Data items:
◆ ◆ ◆

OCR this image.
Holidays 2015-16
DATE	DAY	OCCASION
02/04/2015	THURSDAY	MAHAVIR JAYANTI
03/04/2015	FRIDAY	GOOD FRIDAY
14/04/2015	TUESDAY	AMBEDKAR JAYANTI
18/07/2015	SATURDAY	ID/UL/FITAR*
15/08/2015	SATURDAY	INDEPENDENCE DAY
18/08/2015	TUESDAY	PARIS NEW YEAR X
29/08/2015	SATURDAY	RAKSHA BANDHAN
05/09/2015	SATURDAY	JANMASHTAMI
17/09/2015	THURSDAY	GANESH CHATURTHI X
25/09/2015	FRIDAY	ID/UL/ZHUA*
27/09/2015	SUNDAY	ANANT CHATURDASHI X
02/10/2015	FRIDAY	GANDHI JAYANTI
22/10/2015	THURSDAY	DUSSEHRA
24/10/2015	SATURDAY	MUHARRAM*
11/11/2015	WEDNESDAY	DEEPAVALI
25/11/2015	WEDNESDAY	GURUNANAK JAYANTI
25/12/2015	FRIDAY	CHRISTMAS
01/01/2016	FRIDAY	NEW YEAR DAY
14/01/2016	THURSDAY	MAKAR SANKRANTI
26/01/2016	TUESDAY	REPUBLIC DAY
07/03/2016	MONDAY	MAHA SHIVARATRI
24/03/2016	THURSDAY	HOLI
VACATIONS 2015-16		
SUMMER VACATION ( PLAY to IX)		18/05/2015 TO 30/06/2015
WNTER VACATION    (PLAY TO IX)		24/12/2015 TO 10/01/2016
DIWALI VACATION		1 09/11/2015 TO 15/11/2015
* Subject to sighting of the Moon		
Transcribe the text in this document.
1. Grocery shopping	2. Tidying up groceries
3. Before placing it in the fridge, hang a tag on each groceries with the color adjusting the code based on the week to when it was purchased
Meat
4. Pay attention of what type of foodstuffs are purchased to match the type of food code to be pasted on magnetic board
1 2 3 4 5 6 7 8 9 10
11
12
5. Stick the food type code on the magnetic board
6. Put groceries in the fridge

◆ ◆ ◆

Read through the data and copy every line where "code" shows up.

3. Before placing it in the fridge, hang a tag on each groceries with the color adjusting the code based on the week to when it was purchased
4. Pay attention of what type of foodstuffs are purchased to match the type of food code to be pasted on magnetic board
5. Stick the food type code on the magnetic board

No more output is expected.